- _Brief_: Count every line in the data below where "Create" occurs, then state that number and nothing more.

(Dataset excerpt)
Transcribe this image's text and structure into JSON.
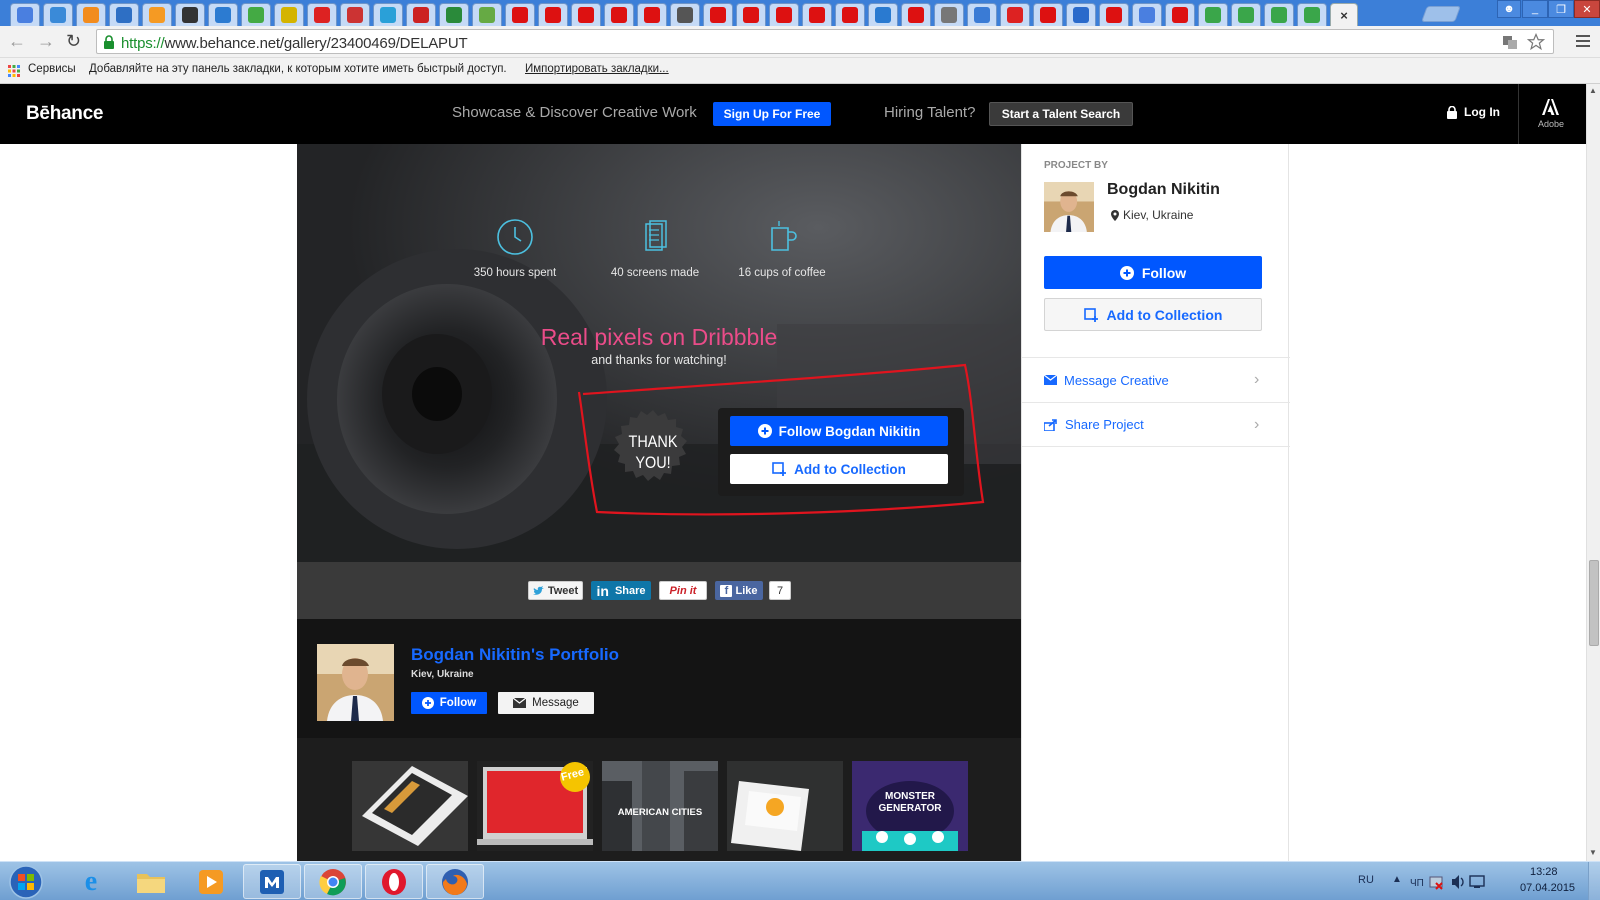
{
  "browser": {
    "active_tab_close": "×",
    "url_scheme": "https://",
    "url_rest": "www.behance.net/gallery/23400469/DELAPUT",
    "bookmarks_apps": "Сервисы",
    "bookmarks_hint": "Добавляйте на эту панель закладки, к которым хотите иметь быстрый доступ.",
    "bookmarks_import": "Импортировать закладки..."
  },
  "header": {
    "logo": "Bēhance",
    "tagline": "Showcase & Discover Creative Work",
    "signup": "Sign Up For Free",
    "hiring": "Hiring Talent?",
    "talent_search": "Start a Talent Search",
    "login": "Log In",
    "adobe": "Adobe"
  },
  "hero": {
    "stats": [
      {
        "text": "350 hours spent",
        "icon": "clock-icon"
      },
      {
        "text": "40 screens made",
        "icon": "screens-icon"
      },
      {
        "text": "16 cups of coffee",
        "icon": "coffee-cup-icon"
      }
    ],
    "title": "Real pixels on Dribbble",
    "subtitle": "and thanks for watching!",
    "badge": "THANK YOU!",
    "follow": "Follow Bogdan Nikitin",
    "add": "Add to Collection",
    "annotation_color": "#e0141e"
  },
  "share": {
    "tweet": "Tweet",
    "linkedin": "Share",
    "pinit": "Pin it",
    "like": "Like",
    "like_count": "7"
  },
  "owner": {
    "name": "Bogdan Nikitin's Portfolio",
    "location": "Kiev, Ukraine",
    "follow": "Follow",
    "message": "Message",
    "thumbs": [
      {
        "caption": ""
      },
      {
        "caption": "Free"
      },
      {
        "caption": "AMERICAN CITIES"
      },
      {
        "caption": ""
      },
      {
        "caption": "MONSTER GENERATOR"
      }
    ]
  },
  "sidebar": {
    "project_by": "PROJECT BY",
    "name": "Bogdan Nikitin",
    "location": "Kiev, Ukraine",
    "follow": "Follow",
    "add": "Add to Collection",
    "message": "Message Creative",
    "share": "Share Project"
  },
  "taskbar": {
    "lang": "RU",
    "time": "13:28",
    "date": "07.04.2015"
  },
  "colors": {
    "behance_blue": "#0057ff",
    "link_blue": "#1769ff",
    "dribbble_pink": "#ea4c89"
  }
}
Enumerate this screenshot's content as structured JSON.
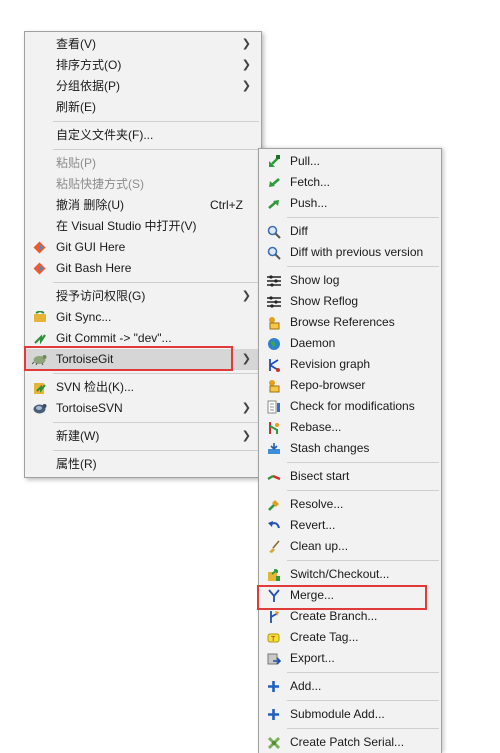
{
  "main_menu": {
    "view": "查看(V)",
    "sort": "排序方式(O)",
    "group": "分组依据(P)",
    "refresh": "刷新(E)",
    "customize": "自定义文件夹(F)...",
    "paste": "粘贴(P)",
    "paste_shortcut": "粘贴快捷方式(S)",
    "undo": "撤消 删除(U)",
    "undo_shortcut": "Ctrl+Z",
    "open_vs": "在 Visual Studio 中打开(V)",
    "git_gui": "Git GUI Here",
    "git_bash": "Git Bash Here",
    "grant_access": "授予访问权限(G)",
    "git_sync": "Git Sync...",
    "git_commit": "Git Commit -> \"dev\"...",
    "tortoisegit": "TortoiseGit",
    "svn_checkout": "SVN 检出(K)...",
    "tortoisesvn": "TortoiseSVN",
    "new": "新建(W)",
    "properties": "属性(R)"
  },
  "submenu": {
    "pull": "Pull...",
    "fetch": "Fetch...",
    "push": "Push...",
    "diff": "Diff",
    "diff_prev": "Diff with previous version",
    "show_log": "Show log",
    "show_reflog": "Show Reflog",
    "browse_refs": "Browse References",
    "daemon": "Daemon",
    "revision_graph": "Revision graph",
    "repo_browser": "Repo-browser",
    "check_mods": "Check for modifications",
    "rebase": "Rebase...",
    "stash": "Stash changes",
    "bisect": "Bisect start",
    "resolve": "Resolve...",
    "revert": "Revert...",
    "cleanup": "Clean up...",
    "switch": "Switch/Checkout...",
    "merge": "Merge...",
    "create_branch": "Create Branch...",
    "create_tag": "Create Tag...",
    "export": "Export...",
    "add": "Add...",
    "submodule_add": "Submodule Add...",
    "create_patch": "Create Patch Serial..."
  },
  "colors": {
    "highlight_border": "#e03a3a",
    "menu_bg": "#f2f2f2",
    "hover_bg": "#d6d6d6"
  }
}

- _Exercise solution_: 3